To do: Print the listing below exactly.

Some records
****************************************

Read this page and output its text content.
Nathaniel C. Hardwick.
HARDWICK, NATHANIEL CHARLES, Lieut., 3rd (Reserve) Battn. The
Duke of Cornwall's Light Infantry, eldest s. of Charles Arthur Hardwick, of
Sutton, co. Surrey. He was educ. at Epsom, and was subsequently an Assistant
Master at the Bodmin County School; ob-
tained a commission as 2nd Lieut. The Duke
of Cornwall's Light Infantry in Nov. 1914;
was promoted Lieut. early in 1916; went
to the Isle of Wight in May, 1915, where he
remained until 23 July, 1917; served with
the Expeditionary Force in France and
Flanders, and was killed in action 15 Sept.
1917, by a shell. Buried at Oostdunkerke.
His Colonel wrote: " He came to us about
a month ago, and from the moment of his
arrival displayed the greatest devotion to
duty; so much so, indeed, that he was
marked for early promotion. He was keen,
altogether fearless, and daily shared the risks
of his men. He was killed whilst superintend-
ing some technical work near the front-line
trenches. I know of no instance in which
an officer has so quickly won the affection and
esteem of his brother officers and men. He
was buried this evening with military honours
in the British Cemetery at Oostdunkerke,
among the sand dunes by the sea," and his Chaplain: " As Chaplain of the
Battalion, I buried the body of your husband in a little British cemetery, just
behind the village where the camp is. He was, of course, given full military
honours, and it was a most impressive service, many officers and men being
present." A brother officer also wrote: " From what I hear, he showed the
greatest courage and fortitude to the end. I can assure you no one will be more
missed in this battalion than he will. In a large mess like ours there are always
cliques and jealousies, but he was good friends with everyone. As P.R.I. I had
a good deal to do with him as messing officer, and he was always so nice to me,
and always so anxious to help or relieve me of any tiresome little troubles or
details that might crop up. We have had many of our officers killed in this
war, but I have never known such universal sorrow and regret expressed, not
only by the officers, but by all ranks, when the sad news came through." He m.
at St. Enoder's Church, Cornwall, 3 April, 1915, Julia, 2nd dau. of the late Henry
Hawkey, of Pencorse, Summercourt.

****************************************

Correct answer:
Read this page and output its text content.
Nathaniel C. Hardwick.
HARDWICK, NATHANIEL CHARLES, Lieut., 3rd (Reserve) Battn. The
Duke of Cornwall's Light Infantry, eldest s. of Charles Arthur Hardwick, of
Sutton, co. Surrey. He was educ. at Epsom, and was subsequently an Assistant
Master at the Bodmin County School; ob-
tained a commission as 2nd Lieut. The Duke
of Cornwall's Light Infantry in Nov. 1914;
was promoted Lieut. early in 1916; went
to the Isle of Wight in May, 1915, where he
remained until 23 July, 1917; served with
the Expeditionary Force in France and
Flanders, and was killed in action 15 Sept.
1917, by a shell. Buried at Oostdunkerke.
His Colonel wrote: " He came to us about
a month ago, and from the moment of his
arrival displayed the greatest devotion to
duty; so much so, indeed, that he was
marked for early promotion. He was keen,
altogether fearless, and daily shared the risks
of his men. He was killed whilst superintend-
ing some technical work near the front-line
trenches. I know of no instance in which
an officer has so quickly won the affection and
esteem of his brother officers and men. He
was buried this evening with military honours
in the British Cemetery at Oostdunkerke,
among the sand dunes by the sea," and his Chaplain: " As Chaplain of the
Battalion, I buried the body of your husband in a little British cemetery, just
behind the village where the camp is. He was, of course, given full military
honours, and it was a most impressive service, many officers and men being
present." A brother officer also wrote: " From what I hear, he showed the
greatest courage and fortitude to the end. I can assure you no one will be more
missed in this battalion than he will. In a large mess like ours there are always
cliques and jealousies, but he was good friends with everyone. As P.R.I. I had
a good deal to do with him as messing officer, and he was always so nice to me,
and always so anxious to help or relieve me of any tiresome little troubles or
details that might crop up. We have had many of our officers killed in this
war, but I have never known such universal sorrow and regret expressed, not
only by the officers, but by all ranks, when the sad news came through." He m.
at St. Enoder's Church, Cornwall, 3 April, 1915, Julia, 2nd dau. of the late Henry
Hawkey, of Pencorse, Summercourt.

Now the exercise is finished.